#### DOCUMENT TEXT ####

There are a couple privacy features built in, but they are not turned on by default. “Privacy Mode” only logs faces of those on a watch list and “GDPR Mode” blurs non-watch listed faces on playbacks and downloads. (Of course, what is blurred can be easily unblurred.) Whether a client uses those options depends on its use case and, importantly, local privacy regulations. Ng observes:

“The growth of facial recognition has raised privacy and civil liberties concerns over the technology’s ability to constantly monitor people and track their movements. In June, the European Data Protection Board and the European Data Protection Supervisor called for a facial recognition ban in public spaces, warning that ‘deploying remote biometric identification in publicly accessible spaces means the end of anonymity in those places.’ Lawmakers, privacy advocates, and civil rights organizations have also pushed against facial recognition because of error rates that disproportionately hurt people of color.

A 2018 research paper from Joy Buolamwini and Timnit Gebru highlighted how facial recognition technology from companies like Microsoft and IBM is consistently less accurate in identifying people of color and women. In December 2019, the National Institute of Standards and Technology also found that the majority of facial recognition algorithms exhibit more false positives against people of color. There have been at least three cases of a wrongful arrest of a Black man based on facial recognition.”

####

• **STATED TASK**:
In the text on facial recognition privacy, what does "GDPR Mode" do?

#### DATA ####

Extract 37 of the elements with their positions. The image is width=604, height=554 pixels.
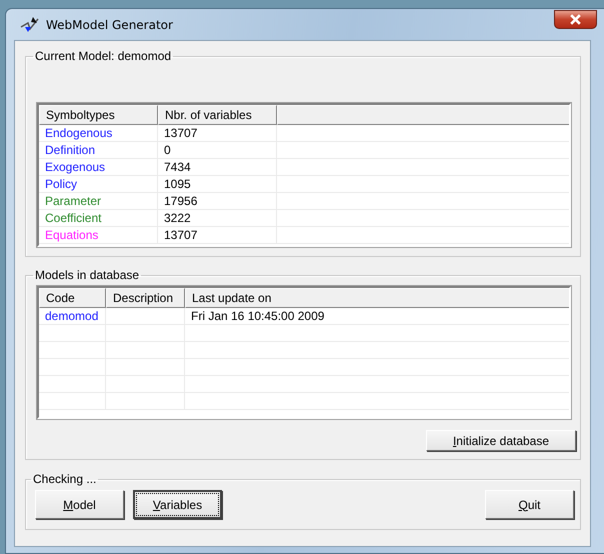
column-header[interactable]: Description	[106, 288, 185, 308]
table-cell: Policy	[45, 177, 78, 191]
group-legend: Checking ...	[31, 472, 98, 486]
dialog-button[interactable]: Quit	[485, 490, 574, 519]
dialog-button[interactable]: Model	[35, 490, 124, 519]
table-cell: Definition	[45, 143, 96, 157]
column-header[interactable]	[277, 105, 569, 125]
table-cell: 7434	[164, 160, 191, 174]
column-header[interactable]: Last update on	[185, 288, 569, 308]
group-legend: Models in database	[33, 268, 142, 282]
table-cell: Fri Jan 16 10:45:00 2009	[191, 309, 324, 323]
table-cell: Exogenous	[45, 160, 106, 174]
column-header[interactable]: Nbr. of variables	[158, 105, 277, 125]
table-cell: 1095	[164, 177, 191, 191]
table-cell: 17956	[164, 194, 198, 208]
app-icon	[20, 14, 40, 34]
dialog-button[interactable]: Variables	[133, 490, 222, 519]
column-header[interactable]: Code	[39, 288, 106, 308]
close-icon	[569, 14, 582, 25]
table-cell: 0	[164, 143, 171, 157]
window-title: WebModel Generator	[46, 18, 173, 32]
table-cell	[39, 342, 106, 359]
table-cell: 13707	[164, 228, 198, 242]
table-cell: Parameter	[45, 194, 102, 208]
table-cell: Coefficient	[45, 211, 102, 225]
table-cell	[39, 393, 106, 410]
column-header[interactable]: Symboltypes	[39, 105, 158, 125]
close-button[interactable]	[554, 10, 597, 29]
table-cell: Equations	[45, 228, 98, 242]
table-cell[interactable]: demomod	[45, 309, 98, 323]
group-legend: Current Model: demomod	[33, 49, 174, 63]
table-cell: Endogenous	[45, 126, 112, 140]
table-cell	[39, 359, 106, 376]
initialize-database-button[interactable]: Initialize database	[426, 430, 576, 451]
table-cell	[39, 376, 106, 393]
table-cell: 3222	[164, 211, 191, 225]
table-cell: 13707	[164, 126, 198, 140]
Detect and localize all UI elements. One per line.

####

• **OUTPUT**:
It blurs the faces of people not on a watch list in playbacks and downloads.